Your instructions:
Where a line holds "Waaren", copy it.
——
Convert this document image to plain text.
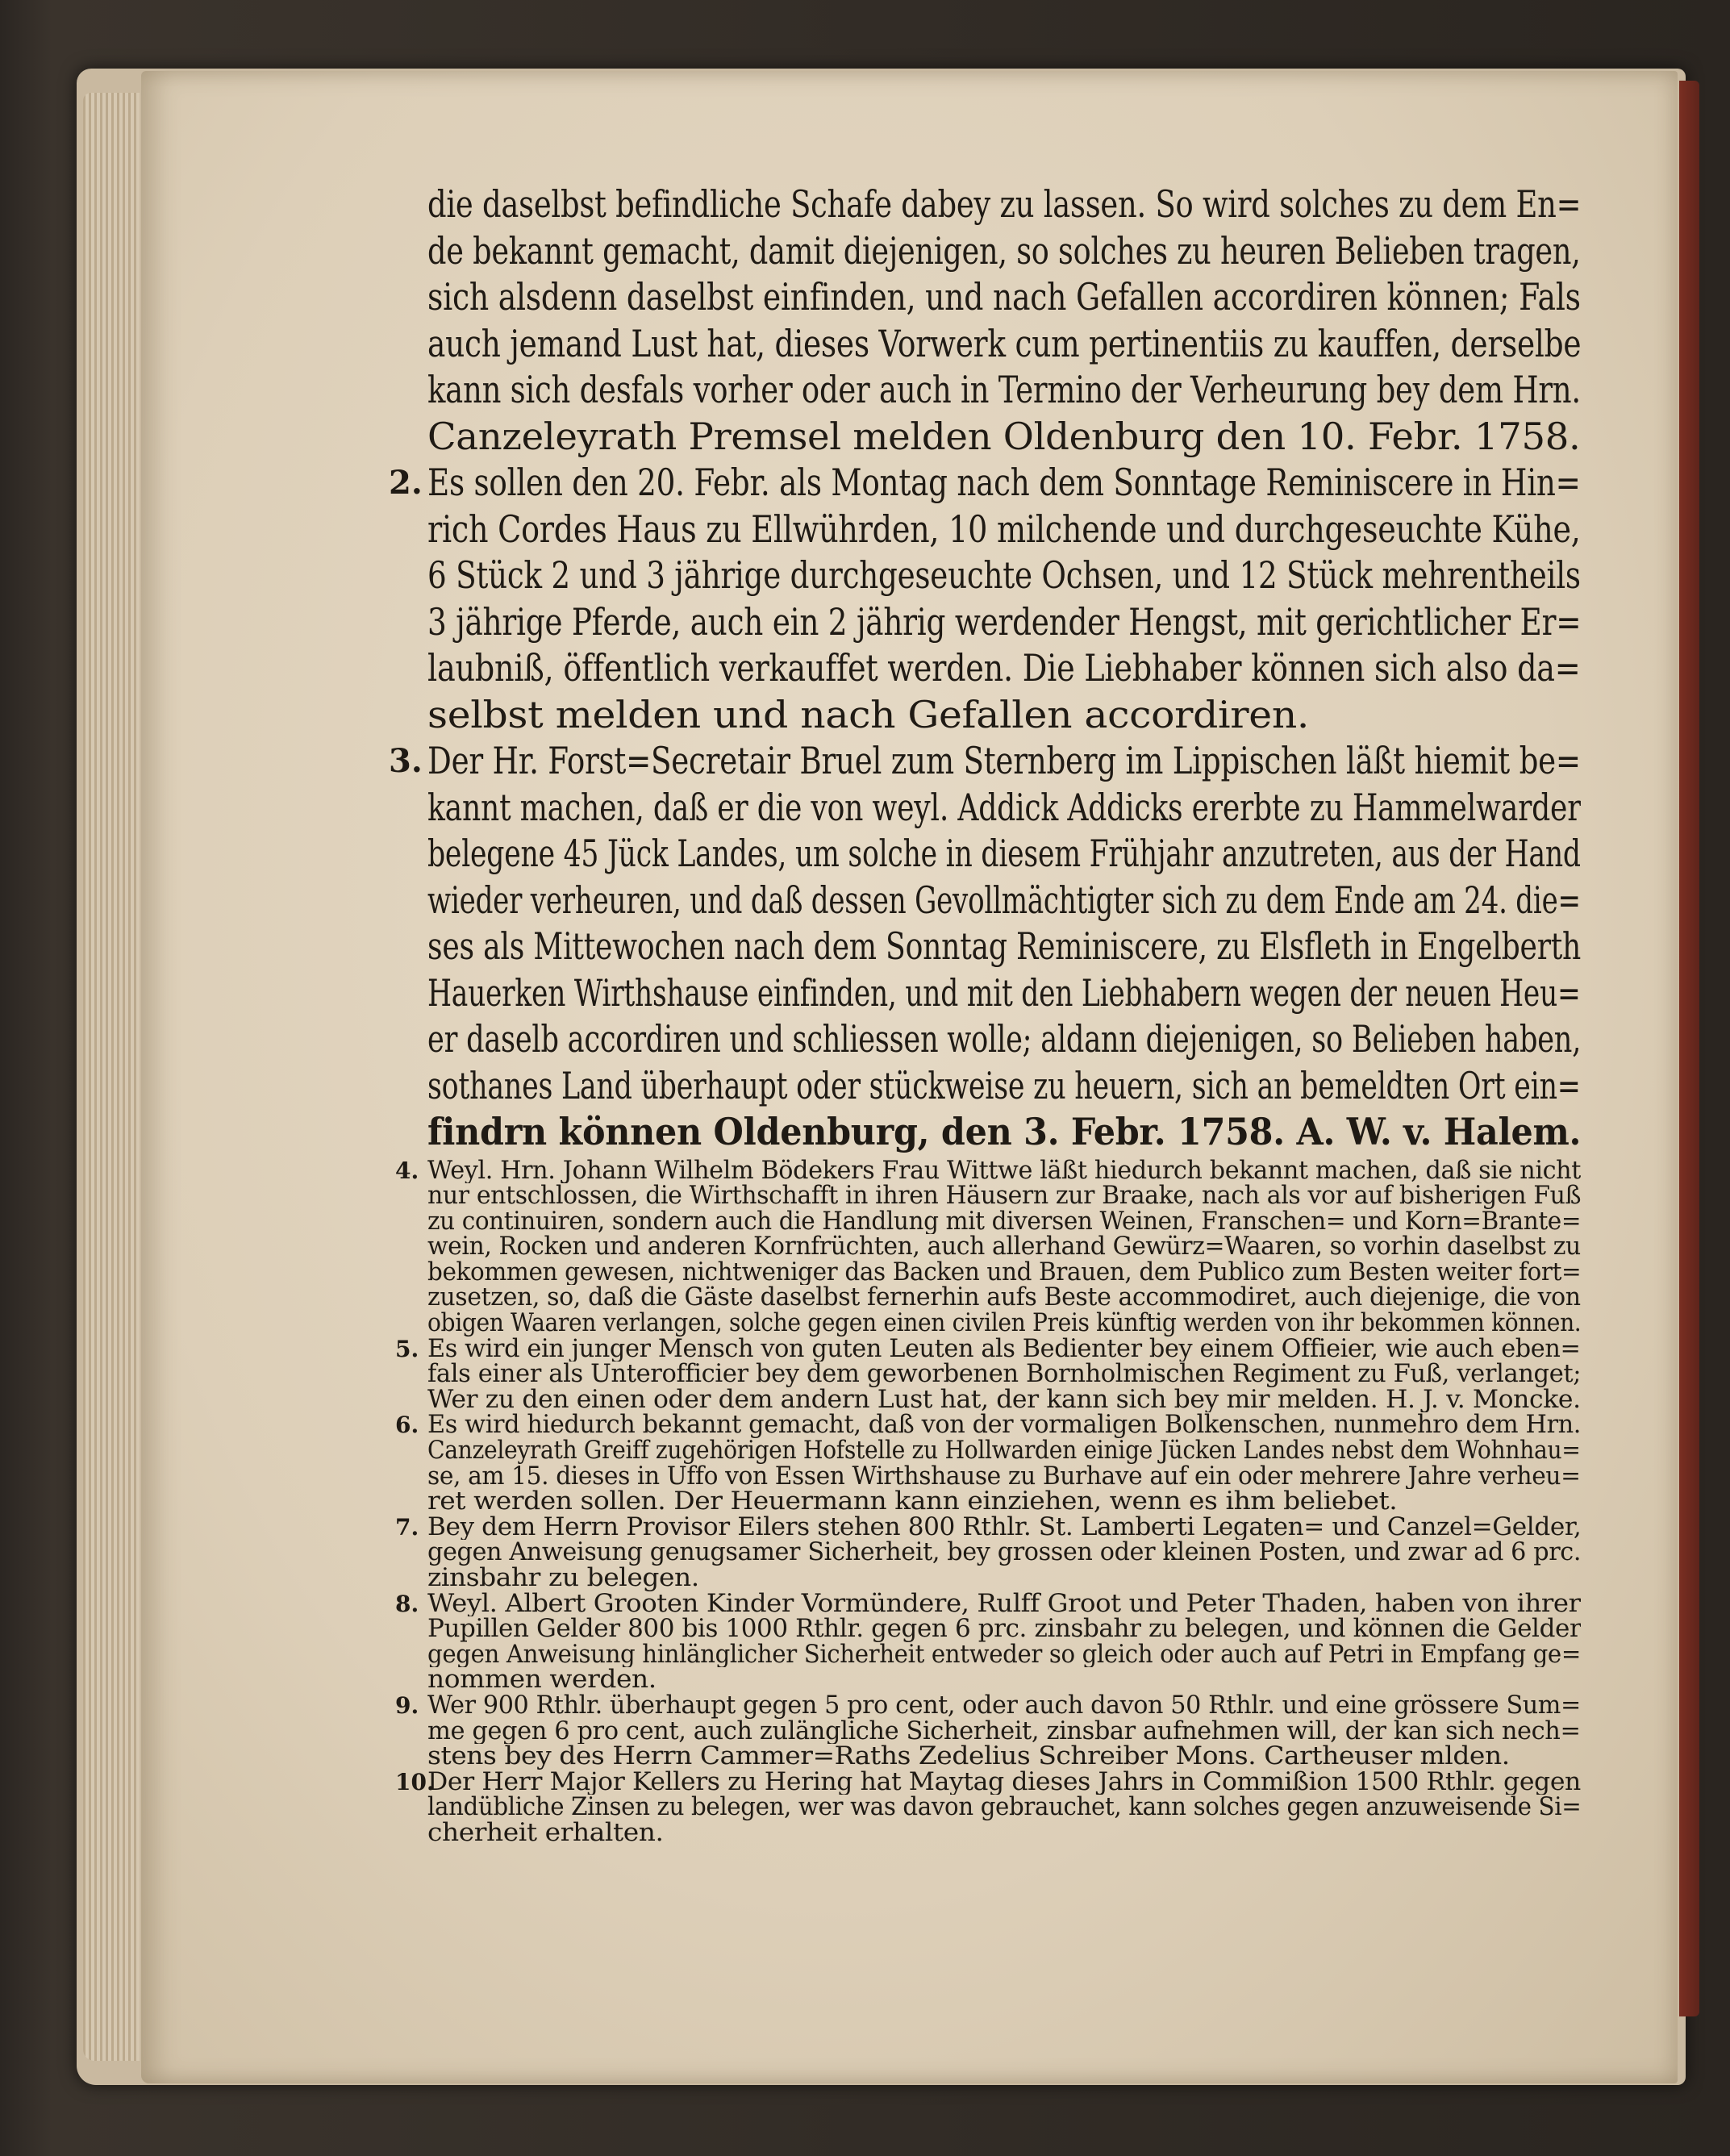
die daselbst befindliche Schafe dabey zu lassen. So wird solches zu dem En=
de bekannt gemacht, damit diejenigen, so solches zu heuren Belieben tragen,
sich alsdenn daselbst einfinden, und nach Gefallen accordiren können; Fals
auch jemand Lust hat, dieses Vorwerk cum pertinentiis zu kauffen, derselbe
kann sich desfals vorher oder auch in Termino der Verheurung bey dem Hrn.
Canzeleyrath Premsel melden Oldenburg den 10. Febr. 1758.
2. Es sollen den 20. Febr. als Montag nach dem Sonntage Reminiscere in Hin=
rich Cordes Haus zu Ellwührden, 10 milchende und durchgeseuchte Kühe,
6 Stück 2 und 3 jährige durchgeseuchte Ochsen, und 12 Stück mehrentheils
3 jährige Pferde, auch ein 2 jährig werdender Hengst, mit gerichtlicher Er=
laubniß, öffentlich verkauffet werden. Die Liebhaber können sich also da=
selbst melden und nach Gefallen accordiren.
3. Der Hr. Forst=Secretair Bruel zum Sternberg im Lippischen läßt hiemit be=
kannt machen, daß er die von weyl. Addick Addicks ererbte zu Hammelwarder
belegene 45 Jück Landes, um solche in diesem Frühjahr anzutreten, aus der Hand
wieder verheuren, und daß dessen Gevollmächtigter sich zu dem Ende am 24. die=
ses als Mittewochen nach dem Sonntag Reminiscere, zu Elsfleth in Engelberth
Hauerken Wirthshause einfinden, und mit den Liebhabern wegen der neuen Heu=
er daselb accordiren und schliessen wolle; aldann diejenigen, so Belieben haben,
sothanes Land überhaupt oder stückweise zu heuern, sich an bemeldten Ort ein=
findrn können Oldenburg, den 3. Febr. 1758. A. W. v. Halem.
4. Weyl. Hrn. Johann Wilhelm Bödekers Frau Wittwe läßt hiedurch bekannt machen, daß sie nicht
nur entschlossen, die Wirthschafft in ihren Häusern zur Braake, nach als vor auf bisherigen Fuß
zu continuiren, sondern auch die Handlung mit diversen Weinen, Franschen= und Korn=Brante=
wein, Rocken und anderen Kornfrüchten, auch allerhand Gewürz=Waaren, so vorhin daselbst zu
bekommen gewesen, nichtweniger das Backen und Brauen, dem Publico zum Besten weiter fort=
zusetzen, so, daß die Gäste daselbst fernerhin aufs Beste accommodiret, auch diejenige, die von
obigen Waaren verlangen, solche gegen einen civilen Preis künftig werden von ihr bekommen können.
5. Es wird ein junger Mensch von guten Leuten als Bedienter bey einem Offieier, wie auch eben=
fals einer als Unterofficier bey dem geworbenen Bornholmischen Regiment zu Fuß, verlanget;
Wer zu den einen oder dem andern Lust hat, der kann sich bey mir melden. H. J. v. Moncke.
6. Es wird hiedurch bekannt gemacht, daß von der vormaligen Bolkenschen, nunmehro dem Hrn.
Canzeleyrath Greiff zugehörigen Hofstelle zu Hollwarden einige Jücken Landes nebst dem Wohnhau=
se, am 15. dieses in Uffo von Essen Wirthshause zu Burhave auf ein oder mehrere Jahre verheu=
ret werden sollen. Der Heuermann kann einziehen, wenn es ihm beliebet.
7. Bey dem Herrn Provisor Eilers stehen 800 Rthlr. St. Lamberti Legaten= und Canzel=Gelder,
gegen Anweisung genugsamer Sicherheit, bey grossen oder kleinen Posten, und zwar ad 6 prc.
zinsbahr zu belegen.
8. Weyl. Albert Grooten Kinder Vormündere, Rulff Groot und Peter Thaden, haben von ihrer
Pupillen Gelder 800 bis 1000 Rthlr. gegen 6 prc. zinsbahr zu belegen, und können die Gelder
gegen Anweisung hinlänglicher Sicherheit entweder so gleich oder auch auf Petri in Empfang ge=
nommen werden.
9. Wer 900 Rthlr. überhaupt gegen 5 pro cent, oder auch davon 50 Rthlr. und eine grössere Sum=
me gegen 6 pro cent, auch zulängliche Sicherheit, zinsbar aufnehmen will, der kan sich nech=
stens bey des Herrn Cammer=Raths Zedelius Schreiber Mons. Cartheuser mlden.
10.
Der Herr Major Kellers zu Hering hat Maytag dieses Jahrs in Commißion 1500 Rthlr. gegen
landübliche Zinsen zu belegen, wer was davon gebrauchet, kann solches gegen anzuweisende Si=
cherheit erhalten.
——
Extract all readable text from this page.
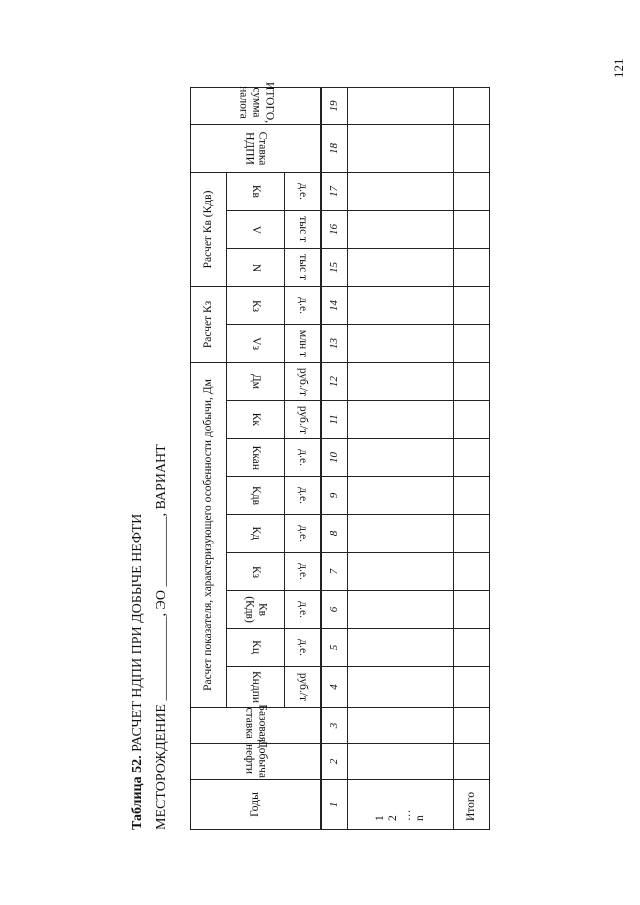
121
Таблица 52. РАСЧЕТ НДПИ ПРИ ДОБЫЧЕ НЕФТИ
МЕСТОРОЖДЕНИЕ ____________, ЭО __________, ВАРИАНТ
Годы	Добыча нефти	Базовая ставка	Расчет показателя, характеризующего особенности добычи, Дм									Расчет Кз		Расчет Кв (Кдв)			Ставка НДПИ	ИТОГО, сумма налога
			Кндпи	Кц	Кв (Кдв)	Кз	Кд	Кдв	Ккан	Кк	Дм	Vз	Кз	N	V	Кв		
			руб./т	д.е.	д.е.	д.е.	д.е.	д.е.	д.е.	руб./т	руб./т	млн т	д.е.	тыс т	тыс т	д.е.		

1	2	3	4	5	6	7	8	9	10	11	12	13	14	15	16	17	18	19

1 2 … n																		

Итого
——
Result:
wein, Rocken und anderen Kornfrüchten, auch allerhand Gewürz=Waaren, so vorhin daselbst zu
obigen Waaren verlangen, solche gegen einen civilen Preis künftig werden von ihr bekommen können.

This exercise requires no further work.